# START OF Listing

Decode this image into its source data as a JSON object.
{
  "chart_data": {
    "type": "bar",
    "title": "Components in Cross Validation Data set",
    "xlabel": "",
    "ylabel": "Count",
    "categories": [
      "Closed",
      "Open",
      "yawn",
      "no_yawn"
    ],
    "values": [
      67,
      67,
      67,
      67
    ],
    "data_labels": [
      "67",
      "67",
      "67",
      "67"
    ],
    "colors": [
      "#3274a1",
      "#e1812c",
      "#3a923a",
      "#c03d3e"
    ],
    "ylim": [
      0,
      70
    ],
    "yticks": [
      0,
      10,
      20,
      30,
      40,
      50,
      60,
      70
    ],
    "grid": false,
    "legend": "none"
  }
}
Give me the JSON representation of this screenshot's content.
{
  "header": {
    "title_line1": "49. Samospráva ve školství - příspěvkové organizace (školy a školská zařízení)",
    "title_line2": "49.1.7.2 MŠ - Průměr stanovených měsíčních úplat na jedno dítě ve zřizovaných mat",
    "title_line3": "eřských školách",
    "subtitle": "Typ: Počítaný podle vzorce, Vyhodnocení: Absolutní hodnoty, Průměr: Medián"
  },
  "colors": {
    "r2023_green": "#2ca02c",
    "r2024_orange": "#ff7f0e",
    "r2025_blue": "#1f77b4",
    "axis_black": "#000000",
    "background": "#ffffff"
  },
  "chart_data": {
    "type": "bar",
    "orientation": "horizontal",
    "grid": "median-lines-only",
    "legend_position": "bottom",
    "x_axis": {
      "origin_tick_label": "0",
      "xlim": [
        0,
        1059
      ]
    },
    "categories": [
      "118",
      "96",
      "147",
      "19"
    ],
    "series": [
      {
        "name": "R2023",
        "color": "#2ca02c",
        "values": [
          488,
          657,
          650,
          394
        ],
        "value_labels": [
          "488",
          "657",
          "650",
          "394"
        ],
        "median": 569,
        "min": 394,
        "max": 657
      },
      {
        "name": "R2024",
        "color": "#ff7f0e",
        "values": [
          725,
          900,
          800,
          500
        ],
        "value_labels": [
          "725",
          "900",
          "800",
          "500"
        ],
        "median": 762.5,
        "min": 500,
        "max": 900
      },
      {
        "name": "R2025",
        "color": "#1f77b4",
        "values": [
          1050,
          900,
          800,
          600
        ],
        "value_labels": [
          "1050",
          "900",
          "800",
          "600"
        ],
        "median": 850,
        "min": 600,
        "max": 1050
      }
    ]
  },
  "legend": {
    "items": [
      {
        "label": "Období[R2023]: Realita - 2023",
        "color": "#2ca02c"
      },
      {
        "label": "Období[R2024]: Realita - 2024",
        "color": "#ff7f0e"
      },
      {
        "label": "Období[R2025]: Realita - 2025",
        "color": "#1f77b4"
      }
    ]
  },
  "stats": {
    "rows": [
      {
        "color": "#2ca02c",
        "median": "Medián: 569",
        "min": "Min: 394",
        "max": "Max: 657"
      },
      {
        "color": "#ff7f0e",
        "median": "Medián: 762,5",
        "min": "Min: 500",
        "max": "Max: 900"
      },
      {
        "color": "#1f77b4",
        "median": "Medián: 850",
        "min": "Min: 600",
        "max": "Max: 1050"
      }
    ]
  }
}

# END OF Listing

> **The task**
Report how many lines of the listing hold the word "JSON", with nothing but the number.

> **Written response**
2